- Activity A
In the abstract on oxaliplatin as a radiosensitizer in colorectal carcinoma, for how many days were the xenograft tumor volumes followed?
- Activity B
Please continue the abstract on oxaliplatin as a radiosensitizer in colorectal carcinoma from its last sentence.

Background and purpose: New chemoradiotherapy regimens for rectal cancer with integration of oxaliplatin with 5-fluorouracil-based therapy are being actively investigated. However, only limited preclinical data are available on oxaliplatin as radiosensitizer in colorectal carcinoma.
Materials and methods: A human colorectal carcinoma cell line (HT29) was exposed to ionizing radiation with or without oxaliplatin and/or 5-fluorouracil, upon which clonogenicity and cell cycle profiles were analyzed. HT29 xenografts were treated for two weeks with daily radiation and/or the oral 5-fluorouracil analog capecitabine with or without oxaliplatin once weekly, and tumor volumes were followed for up to 60 days.
Results: Pretreatment of HT29 cells with oxaliplatin for 2h, followed by radiation and a 48-h exposure to 5-fluorouracil, resulted in increased radiocytotoxicity, and combination index analysis indicated synergistic effects. Ionizing radiation and oxaliplatin induced cell cycle G(2)/M phase arrest in HT29 cells at distinctly different time points. Growth of HT29 xenografts was clearly inhibited by radiation. Capecitabine and oxaliplatin together significantly improved the inhibitory effect, but oxaliplatin did not add to the growth inhibitory response induced by radiation plus capecitabine.

(Dataset items)
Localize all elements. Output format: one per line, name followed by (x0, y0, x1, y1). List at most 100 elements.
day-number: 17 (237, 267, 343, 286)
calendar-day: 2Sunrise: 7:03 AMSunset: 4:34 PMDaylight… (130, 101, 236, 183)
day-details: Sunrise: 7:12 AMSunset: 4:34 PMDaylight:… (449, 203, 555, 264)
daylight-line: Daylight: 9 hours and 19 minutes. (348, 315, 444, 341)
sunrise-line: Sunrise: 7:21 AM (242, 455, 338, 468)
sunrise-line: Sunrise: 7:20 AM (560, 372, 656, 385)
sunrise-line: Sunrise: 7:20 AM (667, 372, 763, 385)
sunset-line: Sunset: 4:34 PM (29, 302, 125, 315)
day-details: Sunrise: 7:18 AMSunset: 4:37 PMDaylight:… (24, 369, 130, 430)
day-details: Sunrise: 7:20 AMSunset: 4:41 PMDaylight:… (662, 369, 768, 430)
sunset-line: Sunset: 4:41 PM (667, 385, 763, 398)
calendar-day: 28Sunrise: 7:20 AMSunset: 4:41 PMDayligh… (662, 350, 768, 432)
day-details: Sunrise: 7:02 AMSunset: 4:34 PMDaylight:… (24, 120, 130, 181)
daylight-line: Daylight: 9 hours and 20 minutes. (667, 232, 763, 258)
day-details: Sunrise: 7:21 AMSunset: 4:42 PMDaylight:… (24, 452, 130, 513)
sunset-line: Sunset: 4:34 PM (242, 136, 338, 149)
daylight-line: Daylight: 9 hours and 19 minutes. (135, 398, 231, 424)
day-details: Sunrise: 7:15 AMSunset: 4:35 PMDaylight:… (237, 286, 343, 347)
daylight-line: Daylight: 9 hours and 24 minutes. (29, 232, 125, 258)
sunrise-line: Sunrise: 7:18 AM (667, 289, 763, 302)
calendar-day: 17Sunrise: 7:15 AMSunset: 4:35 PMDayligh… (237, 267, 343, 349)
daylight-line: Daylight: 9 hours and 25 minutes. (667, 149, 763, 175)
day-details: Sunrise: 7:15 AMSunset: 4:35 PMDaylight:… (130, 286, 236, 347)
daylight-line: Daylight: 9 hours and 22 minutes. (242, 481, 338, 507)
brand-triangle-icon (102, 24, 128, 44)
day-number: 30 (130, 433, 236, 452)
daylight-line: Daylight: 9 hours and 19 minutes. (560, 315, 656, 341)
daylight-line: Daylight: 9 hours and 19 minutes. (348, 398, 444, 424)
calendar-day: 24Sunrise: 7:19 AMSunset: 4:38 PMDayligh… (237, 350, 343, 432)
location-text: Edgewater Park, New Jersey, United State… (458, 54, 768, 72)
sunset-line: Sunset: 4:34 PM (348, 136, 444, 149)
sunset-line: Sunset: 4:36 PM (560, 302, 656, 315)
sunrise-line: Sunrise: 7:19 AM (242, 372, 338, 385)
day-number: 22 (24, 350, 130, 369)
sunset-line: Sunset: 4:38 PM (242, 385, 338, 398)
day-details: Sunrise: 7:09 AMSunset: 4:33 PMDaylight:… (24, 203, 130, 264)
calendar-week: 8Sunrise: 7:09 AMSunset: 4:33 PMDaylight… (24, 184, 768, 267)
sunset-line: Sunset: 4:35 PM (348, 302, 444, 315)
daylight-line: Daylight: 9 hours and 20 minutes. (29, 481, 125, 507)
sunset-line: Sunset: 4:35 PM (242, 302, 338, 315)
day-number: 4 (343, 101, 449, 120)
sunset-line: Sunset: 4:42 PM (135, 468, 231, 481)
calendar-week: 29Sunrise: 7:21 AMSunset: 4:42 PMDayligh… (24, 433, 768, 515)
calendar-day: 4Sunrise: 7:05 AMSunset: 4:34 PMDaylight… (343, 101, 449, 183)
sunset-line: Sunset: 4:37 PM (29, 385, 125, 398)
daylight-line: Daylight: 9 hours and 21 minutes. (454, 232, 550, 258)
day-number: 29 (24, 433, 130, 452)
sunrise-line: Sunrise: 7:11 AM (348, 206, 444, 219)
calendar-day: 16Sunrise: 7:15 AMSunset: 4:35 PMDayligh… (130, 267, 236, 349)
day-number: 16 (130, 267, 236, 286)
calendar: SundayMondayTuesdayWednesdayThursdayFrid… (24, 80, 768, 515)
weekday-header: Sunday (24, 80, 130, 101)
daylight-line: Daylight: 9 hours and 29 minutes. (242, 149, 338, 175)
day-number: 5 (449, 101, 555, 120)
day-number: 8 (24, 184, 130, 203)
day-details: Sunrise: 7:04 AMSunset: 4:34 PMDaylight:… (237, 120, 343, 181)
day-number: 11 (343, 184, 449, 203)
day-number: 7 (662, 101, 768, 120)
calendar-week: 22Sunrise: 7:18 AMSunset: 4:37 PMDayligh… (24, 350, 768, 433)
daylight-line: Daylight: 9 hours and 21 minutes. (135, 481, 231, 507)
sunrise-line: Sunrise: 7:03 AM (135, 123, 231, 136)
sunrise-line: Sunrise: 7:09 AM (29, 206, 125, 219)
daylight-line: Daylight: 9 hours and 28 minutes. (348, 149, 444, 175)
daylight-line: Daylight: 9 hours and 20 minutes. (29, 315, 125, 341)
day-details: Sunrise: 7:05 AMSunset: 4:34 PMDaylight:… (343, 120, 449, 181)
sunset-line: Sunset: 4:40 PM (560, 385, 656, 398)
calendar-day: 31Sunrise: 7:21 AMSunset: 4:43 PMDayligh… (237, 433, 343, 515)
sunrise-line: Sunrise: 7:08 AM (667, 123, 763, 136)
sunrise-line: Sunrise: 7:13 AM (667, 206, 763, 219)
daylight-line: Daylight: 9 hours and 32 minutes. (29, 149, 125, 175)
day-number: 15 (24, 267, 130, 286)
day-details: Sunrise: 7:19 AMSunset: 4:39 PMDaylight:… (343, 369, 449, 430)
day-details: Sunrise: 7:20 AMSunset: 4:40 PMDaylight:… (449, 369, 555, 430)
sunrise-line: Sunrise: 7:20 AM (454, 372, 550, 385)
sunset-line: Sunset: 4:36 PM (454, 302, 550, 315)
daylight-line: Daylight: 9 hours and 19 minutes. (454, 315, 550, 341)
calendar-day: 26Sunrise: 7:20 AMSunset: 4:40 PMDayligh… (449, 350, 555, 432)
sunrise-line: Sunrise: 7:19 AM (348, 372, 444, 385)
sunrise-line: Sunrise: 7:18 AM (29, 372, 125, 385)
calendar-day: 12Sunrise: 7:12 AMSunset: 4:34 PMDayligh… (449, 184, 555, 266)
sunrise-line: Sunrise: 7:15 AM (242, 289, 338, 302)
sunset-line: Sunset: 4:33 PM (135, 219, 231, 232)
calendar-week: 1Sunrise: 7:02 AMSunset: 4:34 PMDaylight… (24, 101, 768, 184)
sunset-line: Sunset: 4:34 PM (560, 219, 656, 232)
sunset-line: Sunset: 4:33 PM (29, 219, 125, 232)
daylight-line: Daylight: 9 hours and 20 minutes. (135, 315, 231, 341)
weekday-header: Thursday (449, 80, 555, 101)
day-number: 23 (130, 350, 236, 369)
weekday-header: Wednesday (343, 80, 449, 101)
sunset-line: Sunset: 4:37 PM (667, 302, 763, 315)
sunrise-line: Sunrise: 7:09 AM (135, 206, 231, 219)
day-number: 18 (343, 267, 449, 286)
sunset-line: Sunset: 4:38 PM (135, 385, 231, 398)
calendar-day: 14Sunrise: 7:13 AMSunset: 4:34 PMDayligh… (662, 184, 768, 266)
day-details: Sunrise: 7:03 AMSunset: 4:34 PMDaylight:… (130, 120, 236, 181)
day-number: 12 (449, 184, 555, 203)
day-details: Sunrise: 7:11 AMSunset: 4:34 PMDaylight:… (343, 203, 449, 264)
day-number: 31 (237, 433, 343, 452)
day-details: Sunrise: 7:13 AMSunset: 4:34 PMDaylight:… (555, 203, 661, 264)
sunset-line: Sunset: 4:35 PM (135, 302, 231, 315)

- Your response A
Up to 60 days.

- Your response B
Conclusions: The combination of oxaliplatin and 5-fluorouracil sensitized colorectal carcinoma cells to ionizing radiation in vitro. In vivo, however, oxaliplatin did not convincingly improve the increased radiocytotoxicity conferred by capecitabine treatment. In the absence of conclusive clinical evidence, the integration of OXA into combined-modality treatment of rectal cancer must remain controversial.